> **Problem description**
Gather every line from the entries below that includes "Velásquez".

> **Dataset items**

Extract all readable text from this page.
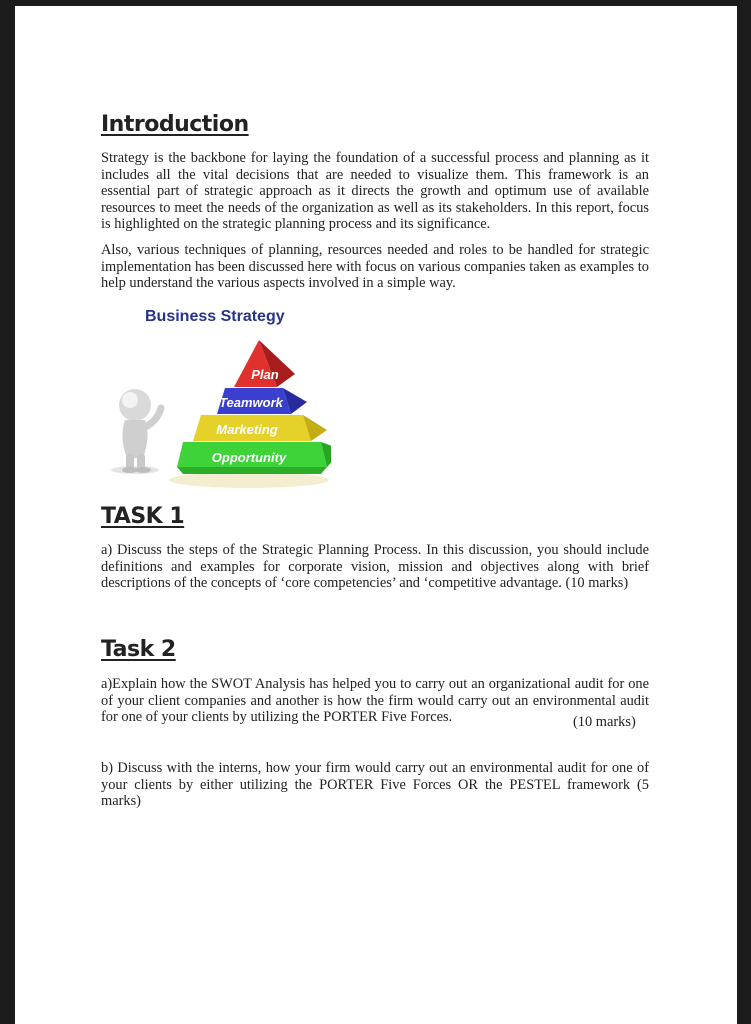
Introduction

Strategy is the backbone for laying the foundation of a successful process and planning as it includes all the vital decisions that are needed to visualize them. This framework is an essential part of strategic approach as it directs the growth and optimum use of available resources to meet the needs of the organization as well as its stakeholders. In this report, focus is highlighted on the strategic planning process and its significance.

Also, various techniques of planning, resources needed and roles to be handled for strategic implementation has been discussed here with focus on various companies taken as examples to help understand the various aspects involved in a simple way.

Business Strategy
Opportunity
Marketing
Teamwork
Plan
TASK 1

a) Discuss the steps of the Strategic Planning Process. In this discussion, you should include definitions and examples for corporate vision, mission and objectives along with brief descriptions of the concepts of ‘core competencies’ and ‘competitive advantage. (10 marks)

Task 2

a)Explain how the SWOT Analysis has helped you to carry out an organizational audit for one of your client companies and another is how the firm would carry out an environmental audit for one of your clients by utilizing the PORTER Five Forces.	(10 marks)

b) Discuss with the interns, how your firm would carry out an environmental audit for one of your clients by either utilizing the PORTER Five Forces OR the PESTEL framework (5 marks)
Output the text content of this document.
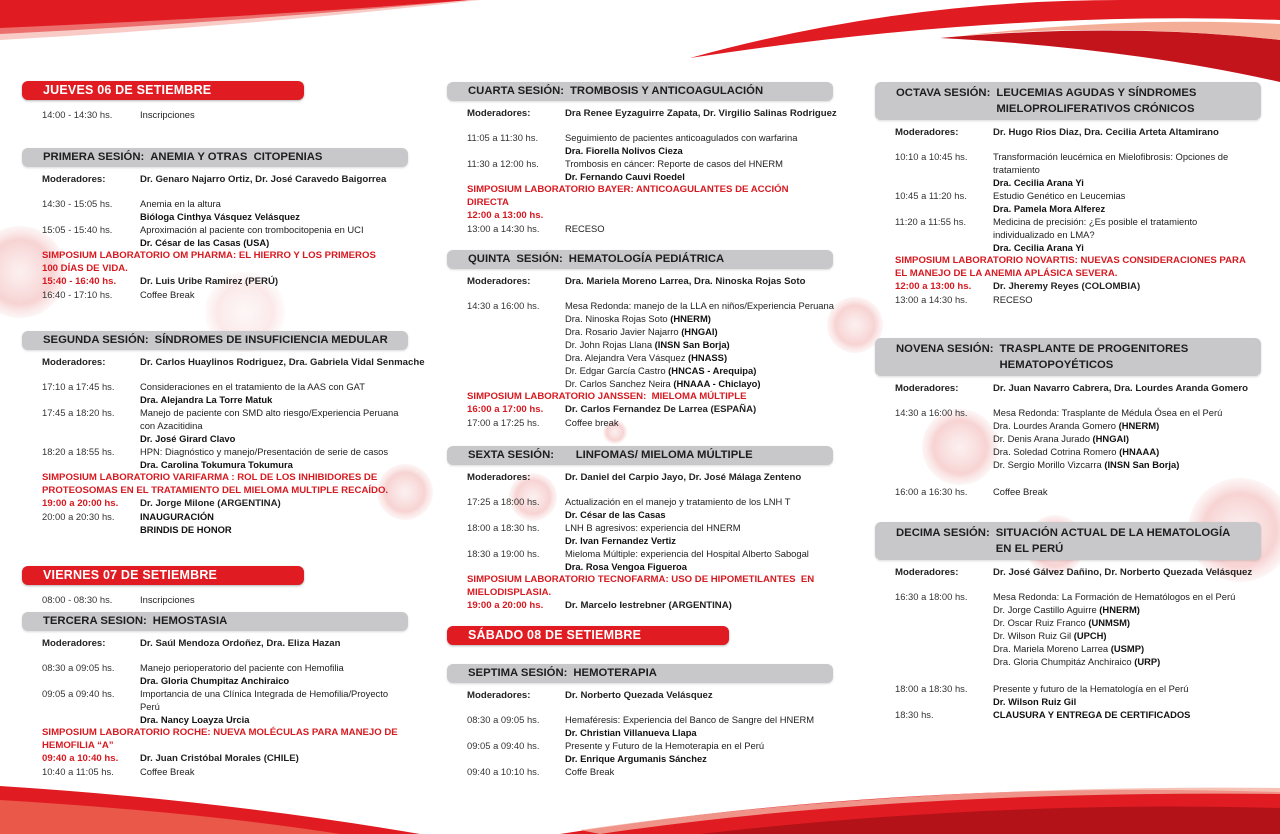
JUEVES 06 DE SETIEMBRE
14:00 - 14:30 hs.	Inscripciones
PRIMERA SESIÓN: ANEMIA Y OTRAS  CITOPENIAS
Moderadores:	Dr. Genaro Najarro Ortiz, Dr. José Caravedo Baigorrea
14:30 - 15:05 hs.	Anemia en la altura
Bióloga Cinthya Vásquez Velásquez
15:05 - 15:40 hs.	Aproximación al paciente con trombocitopenia en UCI
Dr. César de las Casas (USA)
SIMPOSIUM LABORATORIO OM PHARMA: EL HIERRO Y LOS PRIMEROS
100 DÍAS DE VIDA.
15:40 - 16:40 hs.	Dr. Luis Uribe Ramirez (PERÚ)
16:40 - 17:10 hs.	Coffee Break
SEGUNDA SESIÓN: SÍNDROMES DE INSUFICIENCIA MEDULAR
Moderadores:	Dr. Carlos Huaylinos Rodriguez, Dra. Gabriela Vidal Senmache
17:10 a 17:45 hs.	Consideraciones en el tratamiento de la AAS con GAT
Dra. Alejandra La Torre Matuk
17:45 a 18:20 hs.	Manejo de paciente con SMD alto riesgo/Experiencia Peruana
con Azacitidina
Dr. José Girard Clavo
18:20 a 18:55 hs.	HPN: Diagnóstico y manejo/Presentación de serie de casos
Dra. Carolina Tokumura Tokumura
SIMPOSIUM LABORATORIO VARIFARMA : ROL DE LOS INHIBIDORES DE
PROTEOSOMAS EN EL TRATAMIENTO DEL MIELOMA MULTIPLE RECAÍDO.
19:00 a 20:00 hs.	Dr. Jorge Milone (ARGENTINA)
20:00 a 20:30 hs.	INAUGURACIÓN
BRINDIS DE HONOR
VIERNES 07 DE SETIEMBRE
08:00 - 08:30 hs.	Inscripciones
TERCERA SESION: HEMOSTASIA
Moderadores:	Dr. Saúl Mendoza Ordoñez, Dra. Eliza Hazan
08:30 a 09:05 hs.	Manejo perioperatorio del paciente con Hemofilia
Dra. Gloria Chumpitaz Anchiraico
09:05 a 09:40 hs.	Importancia de una Clínica Integrada de Hemofilia/Proyecto
Perú
Dra. Nancy Loayza Urcia
SIMPOSIUM LABORATORIO ROCHE: NUEVA MOLÉCULAS PARA MANEJO DE
HEMOFILIA “A”
09:40 a 10:40 hs.	Dr. Juan Cristóbal Morales (CHILE)
10:40 a 11:05 hs.	Coffee Break
CUARTA SESIÓN: TROMBOSIS Y ANTICOAGULACIÓN
Moderadores:	Dra Renee Eyzaguirre Zapata, Dr. Virgilio Salinas Rodriguez
11:05 a 11:30 hs.	Seguimiento de pacientes anticoagulados con warfarina
Dra. Fiorella Nolivos Cieza
11:30 a 12:00 hs.	Trombosis en cáncer: Reporte de casos del HNERM
Dr. Fernando Cauvi Roedel
SIMPOSIUM LABORATORIO BAYER: ANTICOAGULANTES DE ACCIÓN
DIRECTA
12:00 a 13:00 hs.
13:00 a 14:30 hs.	RECESO
QUINTA  SESIÓN: HEMATOLOGÍA PEDIÁTRICA
Moderadores:	Dra. Mariela Moreno Larrea, Dra. Ninoska Rojas Soto
14:30 a 16:00 hs.	Mesa Redonda: manejo de la LLA en niños/Experiencia Peruana
Dra. Ninoska Rojas Soto (HNERM)
Dra. Rosario Javier Najarro (HNGAI)
Dr. John Rojas Llana (INSN San Borja)
Dra. Alejandra Vera Vásquez (HNASS)
Dr. Edgar García Castro (HNCAS - Arequipa)
Dr. Carlos Sanchez Neira (HNAAA - Chiclayo)
SIMPOSIUM LABORATORIO JANSSEN:  MIELOMA MÚLTIPLE
16:00 a 17:00 hs.	Dr. Carlos Fernandez De Larrea (ESPAÑA)
17:00 a 17:25 hs.	Coffee break
SEXTA SESIÓN: LINFOMAS/ MIELOMA MÚLTIPLE
Moderadores:	Dr. Daniel del Carpio Jayo, Dr. José Málaga Zenteno
17:25 a 18:00 hs.	Actualización en el manejo y tratamiento de los LNH T
Dr. César de las Casas
18:00 a 18:30 hs.	LNH B agresivos: experiencia del HNERM
Dr. Ivan Fernandez Vertiz
18:30 a 19:00 hs.	Mieloma Múltiple: experiencia del Hospital Alberto Sabogal
Dra. Rosa Vengoa Figueroa
SIMPOSIUM LABORATORIO TECNOFARMA: USO DE HIPOMETILANTES  EN
MIELODISPLASIA.
19:00 a 20:00 hs.	Dr. Marcelo Iestrebner (ARGENTINA)
SÁBADO 08 DE SETIEMBRE
SEPTIMA SESIÓN: HEMOTERAPIA
Moderadores:	Dr. Norberto Quezada Velásquez
08:30 a 09:05 hs.	Hemaféresis: Experiencia del Banco de Sangre del HNERM
Dr. Christian Villanueva Llapa
09:05 a 09:40 hs.	Presente y Futuro de la Hemoterapia en el Perú
Dr. Enrique Argumanis Sánchez
09:40 a 10:10 hs.	Coffe Break
OCTAVA SESIÓN: LEUCEMIAS AGUDAS Y SÍNDROMES
MIELOPROLIFERATIVOS CRÓNICOS
Moderadores:	Dr. Hugo Rios Diaz, Dra. Cecilia Arteta Altamirano
10:10 a 10:45 hs.	Transformación leucémica en Mielofibrosis: Opciones de
tratamiento
Dra. Cecilia Arana Yi
10:45 a 11:20 hs.	Estudio Genético en Leucemias
Dra. Pamela Mora Alferez
11:20 a 11:55 hs.	Medicina de precisión: ¿Es posible el tratamiento
individualizado en LMA?
Dra. Cecilia Arana Yi
SIMPOSIUM LABORATORIO NOVARTIS: NUEVAS CONSIDERACIONES PARA
EL MANEJO DE LA ANEMIA APLÁSICA SEVERA.
12:00 a 13:00 hs.	Dr. Jheremy Reyes (COLOMBIA)
13:00 a 14:30 hs.	RECESO
NOVENA SESIÓN: TRASPLANTE DE PROGENITORES
HEMATOPOYÉTICOS
Moderadores:	Dr. Juan Navarro Cabrera, Dra. Lourdes Aranda Gomero
14:30 a 16:00 hs.	Mesa Redonda: Trasplante de Médula Ósea en el Perú
Dra. Lourdes Aranda Gomero (HNERM)
Dr. Denis Arana Jurado (HNGAI)
Dra. Soledad Cotrina Romero (HNAAA)
Dr. Sergio Morillo Vizcarra (INSN San Borja)
16:00 a 16:30 hs.	Coffee Break
DECIMA SESIÓN: SITUACIÓN ACTUAL DE LA HEMATOLOGÍA
EN EL PERÚ
Moderadores:	Dr. José Gálvez Dañino, Dr. Norberto Quezada Velásquez
16:30 a 18:00 hs.	Mesa Redonda: La Formación de Hematólogos en el Perú
Dr. Jorge Castillo Aguirre (HNERM)
Dr. Oscar Ruiz Franco (UNMSM)
Dr. Wilson Ruiz Gil (UPCH)
Dra. Mariela Moreno Larrea (USMP)
Dra. Gloria Chumpitáz Anchiraico (URP)
18:00 a 18:30 hs.	Presente y futuro de la Hematología en el Perú
Dr. Wilson Ruiz Gil
18:30 hs.	CLAUSURA Y ENTREGA DE CERTIFICADOS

> **Final result**
Bióloga Cinthya Vásquez Velásquez
Moderadores:	Dr. Norberto Quezada Velásquez
Moderadores:	Dr. José Gálvez Dañino, Dr. Norberto Quezada Velásquez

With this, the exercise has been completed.